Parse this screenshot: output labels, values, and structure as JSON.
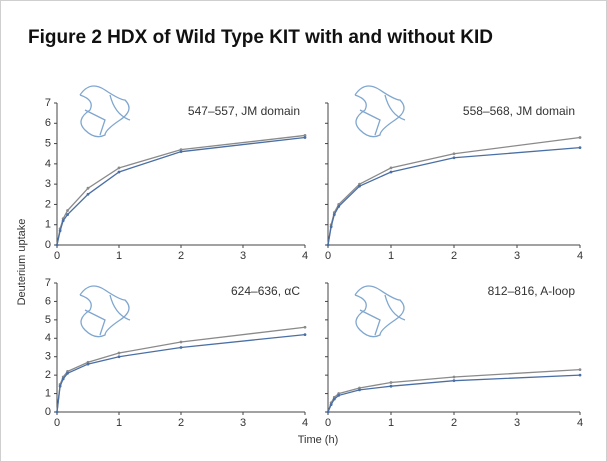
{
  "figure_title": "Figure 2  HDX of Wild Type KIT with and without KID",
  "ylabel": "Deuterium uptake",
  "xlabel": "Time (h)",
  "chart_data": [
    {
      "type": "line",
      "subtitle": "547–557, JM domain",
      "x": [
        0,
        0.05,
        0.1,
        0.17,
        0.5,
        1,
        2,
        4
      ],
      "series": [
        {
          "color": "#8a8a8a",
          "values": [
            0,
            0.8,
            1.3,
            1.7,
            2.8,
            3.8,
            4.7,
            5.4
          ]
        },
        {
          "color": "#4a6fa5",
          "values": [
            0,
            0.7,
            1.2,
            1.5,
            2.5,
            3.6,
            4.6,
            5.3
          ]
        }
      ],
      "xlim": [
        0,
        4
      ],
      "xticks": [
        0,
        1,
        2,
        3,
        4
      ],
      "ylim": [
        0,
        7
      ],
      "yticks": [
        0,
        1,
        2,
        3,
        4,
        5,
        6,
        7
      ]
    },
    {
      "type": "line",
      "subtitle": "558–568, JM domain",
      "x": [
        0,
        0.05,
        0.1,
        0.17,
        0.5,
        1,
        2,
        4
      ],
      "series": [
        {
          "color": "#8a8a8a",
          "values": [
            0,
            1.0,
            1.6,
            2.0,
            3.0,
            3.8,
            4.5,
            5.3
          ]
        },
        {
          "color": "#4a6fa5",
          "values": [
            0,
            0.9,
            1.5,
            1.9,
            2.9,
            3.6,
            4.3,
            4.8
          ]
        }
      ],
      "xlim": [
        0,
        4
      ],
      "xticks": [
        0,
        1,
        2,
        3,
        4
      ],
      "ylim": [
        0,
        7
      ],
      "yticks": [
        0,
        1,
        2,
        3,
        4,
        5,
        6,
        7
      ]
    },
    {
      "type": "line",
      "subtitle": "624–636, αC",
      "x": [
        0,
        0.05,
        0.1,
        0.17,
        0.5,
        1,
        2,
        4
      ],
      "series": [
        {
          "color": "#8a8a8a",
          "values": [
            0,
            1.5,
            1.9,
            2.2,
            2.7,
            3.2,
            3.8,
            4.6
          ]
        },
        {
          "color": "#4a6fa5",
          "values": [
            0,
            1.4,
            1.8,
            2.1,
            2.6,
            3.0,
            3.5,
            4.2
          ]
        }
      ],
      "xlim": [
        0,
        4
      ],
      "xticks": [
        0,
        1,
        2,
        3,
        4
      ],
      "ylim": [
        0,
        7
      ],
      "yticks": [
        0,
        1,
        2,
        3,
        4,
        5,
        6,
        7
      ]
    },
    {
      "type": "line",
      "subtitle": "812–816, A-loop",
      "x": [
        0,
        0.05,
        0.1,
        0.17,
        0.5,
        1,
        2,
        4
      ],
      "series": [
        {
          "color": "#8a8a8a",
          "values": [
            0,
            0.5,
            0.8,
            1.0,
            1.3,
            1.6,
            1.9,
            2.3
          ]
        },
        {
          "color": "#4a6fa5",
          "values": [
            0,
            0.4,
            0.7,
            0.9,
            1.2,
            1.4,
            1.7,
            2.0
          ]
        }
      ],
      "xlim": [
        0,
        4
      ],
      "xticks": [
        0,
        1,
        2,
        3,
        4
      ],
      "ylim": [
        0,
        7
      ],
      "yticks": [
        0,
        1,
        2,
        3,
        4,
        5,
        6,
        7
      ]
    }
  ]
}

* * *

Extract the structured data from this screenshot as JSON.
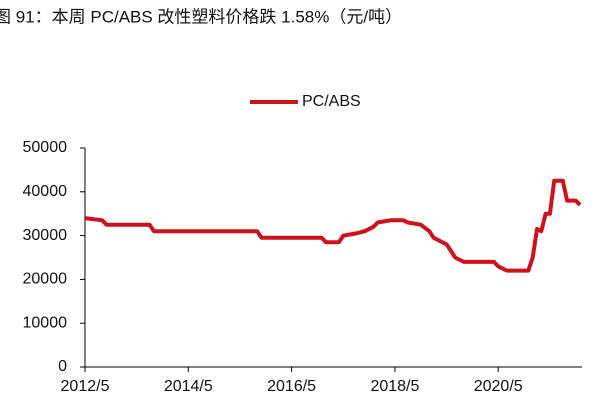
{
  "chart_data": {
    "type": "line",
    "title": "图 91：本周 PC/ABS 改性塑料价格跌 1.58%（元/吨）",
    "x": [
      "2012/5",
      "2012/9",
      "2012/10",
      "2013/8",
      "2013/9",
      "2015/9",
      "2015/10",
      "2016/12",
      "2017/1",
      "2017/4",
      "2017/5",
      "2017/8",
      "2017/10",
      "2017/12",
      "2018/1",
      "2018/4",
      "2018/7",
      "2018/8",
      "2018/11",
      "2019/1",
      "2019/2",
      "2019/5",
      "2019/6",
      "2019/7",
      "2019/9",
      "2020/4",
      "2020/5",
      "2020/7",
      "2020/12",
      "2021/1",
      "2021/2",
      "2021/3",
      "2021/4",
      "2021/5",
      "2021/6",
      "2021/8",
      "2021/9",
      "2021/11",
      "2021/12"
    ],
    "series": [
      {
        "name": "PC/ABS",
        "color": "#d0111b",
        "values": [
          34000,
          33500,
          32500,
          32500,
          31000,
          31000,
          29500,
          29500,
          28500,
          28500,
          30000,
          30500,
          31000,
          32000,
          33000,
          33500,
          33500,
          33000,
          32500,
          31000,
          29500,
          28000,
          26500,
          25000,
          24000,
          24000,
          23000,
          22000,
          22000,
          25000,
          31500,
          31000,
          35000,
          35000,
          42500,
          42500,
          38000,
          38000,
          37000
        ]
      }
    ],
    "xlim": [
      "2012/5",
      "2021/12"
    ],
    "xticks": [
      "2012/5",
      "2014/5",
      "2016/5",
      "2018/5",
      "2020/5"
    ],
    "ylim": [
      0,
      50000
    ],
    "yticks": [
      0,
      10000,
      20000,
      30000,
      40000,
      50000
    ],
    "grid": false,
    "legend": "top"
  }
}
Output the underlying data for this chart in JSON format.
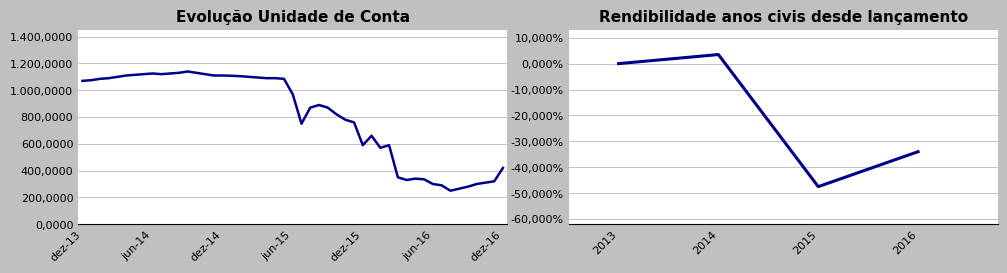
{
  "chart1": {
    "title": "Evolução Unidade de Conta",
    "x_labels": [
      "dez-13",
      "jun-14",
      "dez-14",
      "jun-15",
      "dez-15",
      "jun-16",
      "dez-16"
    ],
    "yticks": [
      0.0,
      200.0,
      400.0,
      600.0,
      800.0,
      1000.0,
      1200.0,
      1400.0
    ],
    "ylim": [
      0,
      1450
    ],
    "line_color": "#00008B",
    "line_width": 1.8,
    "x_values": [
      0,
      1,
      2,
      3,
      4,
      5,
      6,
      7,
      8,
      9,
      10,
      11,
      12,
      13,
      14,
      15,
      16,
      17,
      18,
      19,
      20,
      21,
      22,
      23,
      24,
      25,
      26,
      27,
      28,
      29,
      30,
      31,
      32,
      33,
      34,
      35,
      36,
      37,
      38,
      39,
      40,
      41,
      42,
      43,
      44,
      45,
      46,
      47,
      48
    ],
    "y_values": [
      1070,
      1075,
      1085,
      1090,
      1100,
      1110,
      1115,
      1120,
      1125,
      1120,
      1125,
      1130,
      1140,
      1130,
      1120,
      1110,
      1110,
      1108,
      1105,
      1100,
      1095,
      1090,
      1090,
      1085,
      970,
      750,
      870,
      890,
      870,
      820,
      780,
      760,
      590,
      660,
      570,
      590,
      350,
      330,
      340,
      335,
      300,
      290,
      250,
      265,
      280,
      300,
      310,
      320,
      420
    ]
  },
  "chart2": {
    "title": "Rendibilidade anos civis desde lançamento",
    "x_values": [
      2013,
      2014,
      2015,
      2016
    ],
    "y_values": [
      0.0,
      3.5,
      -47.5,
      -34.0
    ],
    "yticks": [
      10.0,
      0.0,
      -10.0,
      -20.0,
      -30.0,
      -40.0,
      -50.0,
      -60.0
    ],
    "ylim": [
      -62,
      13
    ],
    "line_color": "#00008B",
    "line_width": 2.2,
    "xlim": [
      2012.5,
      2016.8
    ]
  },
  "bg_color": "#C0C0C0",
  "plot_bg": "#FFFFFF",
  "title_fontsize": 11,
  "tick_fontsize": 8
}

==

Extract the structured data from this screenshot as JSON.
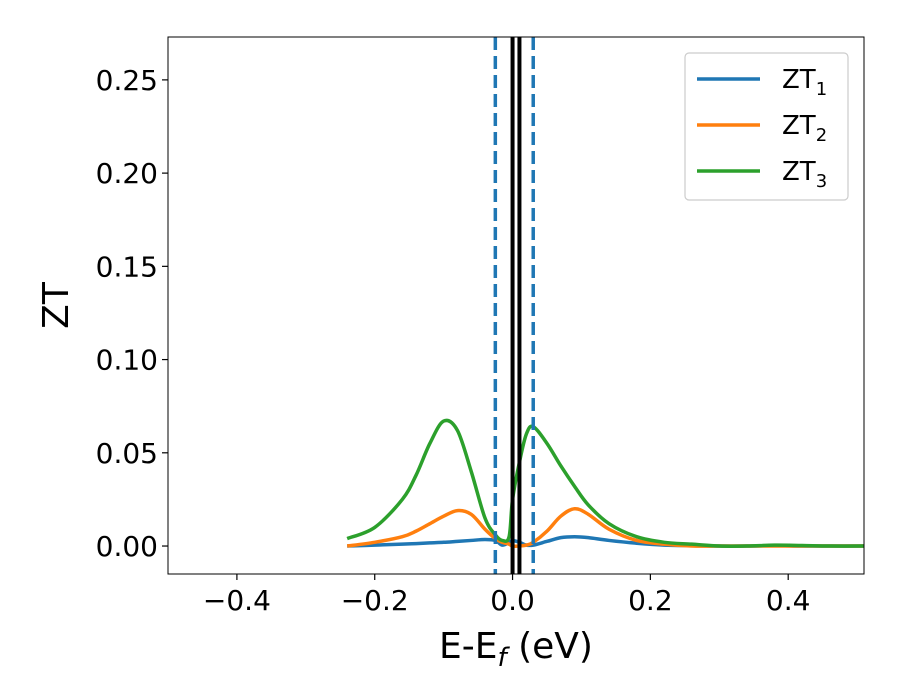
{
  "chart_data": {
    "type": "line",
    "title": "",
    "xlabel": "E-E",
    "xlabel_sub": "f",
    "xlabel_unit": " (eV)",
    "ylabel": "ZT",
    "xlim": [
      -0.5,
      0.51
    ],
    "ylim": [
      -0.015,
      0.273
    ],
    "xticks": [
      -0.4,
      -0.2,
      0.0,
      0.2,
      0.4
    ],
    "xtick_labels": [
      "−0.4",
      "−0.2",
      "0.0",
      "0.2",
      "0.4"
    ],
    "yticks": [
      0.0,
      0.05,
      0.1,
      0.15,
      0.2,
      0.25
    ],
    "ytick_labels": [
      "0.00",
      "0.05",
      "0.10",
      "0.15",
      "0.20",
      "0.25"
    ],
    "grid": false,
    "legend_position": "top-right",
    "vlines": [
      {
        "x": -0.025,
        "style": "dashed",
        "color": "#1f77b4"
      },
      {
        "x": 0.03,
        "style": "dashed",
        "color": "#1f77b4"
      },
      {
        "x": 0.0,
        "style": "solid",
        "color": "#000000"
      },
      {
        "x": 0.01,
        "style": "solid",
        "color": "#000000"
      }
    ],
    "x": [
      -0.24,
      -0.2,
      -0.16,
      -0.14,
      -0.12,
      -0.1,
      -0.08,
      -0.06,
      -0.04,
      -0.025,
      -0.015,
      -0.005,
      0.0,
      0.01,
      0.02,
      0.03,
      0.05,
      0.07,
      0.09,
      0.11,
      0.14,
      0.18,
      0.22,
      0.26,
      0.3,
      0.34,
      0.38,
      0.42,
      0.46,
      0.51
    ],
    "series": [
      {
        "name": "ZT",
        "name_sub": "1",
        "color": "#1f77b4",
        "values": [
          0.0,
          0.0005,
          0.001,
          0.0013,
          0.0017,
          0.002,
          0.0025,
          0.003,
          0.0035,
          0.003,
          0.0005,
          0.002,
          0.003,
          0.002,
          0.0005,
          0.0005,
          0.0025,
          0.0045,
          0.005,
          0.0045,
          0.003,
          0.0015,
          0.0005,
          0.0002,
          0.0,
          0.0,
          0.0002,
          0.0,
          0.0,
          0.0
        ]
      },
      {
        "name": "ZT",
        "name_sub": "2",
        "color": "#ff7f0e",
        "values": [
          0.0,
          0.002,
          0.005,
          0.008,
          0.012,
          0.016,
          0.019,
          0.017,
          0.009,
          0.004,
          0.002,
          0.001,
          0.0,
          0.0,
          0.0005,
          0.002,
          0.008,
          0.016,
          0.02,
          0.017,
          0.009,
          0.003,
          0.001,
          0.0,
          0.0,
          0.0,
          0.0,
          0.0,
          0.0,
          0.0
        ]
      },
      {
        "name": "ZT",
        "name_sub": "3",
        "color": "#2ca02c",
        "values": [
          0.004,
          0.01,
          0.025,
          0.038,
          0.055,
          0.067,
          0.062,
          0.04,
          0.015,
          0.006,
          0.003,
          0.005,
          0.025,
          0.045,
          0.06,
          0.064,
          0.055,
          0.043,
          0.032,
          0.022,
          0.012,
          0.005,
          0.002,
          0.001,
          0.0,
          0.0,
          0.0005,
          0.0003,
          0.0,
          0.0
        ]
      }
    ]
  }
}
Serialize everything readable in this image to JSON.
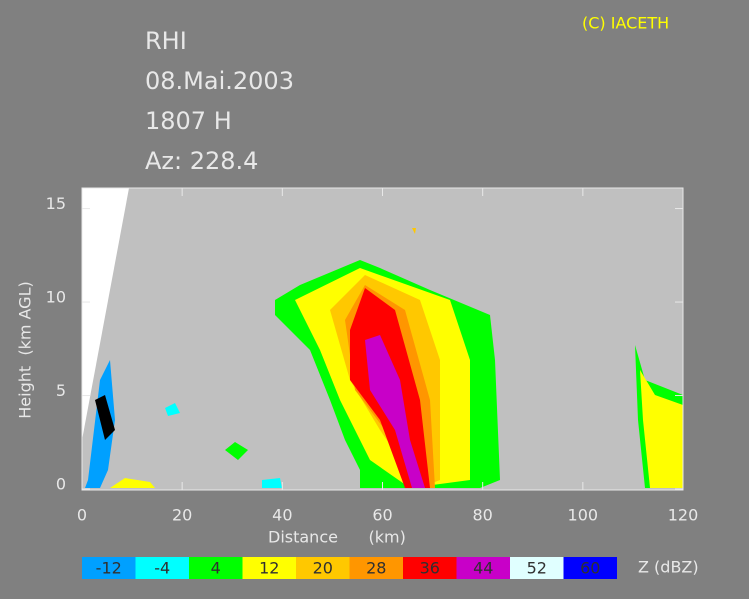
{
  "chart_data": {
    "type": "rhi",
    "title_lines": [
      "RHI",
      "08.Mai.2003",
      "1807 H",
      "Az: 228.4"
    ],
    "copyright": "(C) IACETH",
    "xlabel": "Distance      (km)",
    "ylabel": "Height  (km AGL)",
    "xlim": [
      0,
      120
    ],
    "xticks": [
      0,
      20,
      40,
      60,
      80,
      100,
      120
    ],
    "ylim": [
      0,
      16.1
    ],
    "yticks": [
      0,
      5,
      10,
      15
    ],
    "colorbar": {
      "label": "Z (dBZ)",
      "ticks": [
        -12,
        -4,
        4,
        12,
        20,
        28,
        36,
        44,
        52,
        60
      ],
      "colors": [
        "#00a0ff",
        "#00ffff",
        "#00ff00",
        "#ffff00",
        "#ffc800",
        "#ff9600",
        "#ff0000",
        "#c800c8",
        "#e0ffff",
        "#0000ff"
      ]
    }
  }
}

STATED GOAL: Copy out every line where the word "this" occurs.

OUTPUT:
Parse this screenshot: output labels, values, and structure as JSON.
Extract the structured data from this screenshot as JSON.
Output the underlying data for this chart in JSON format.
Extract the structured data from this screenshot as JSON.
Serialize everything readable in this image to JSON.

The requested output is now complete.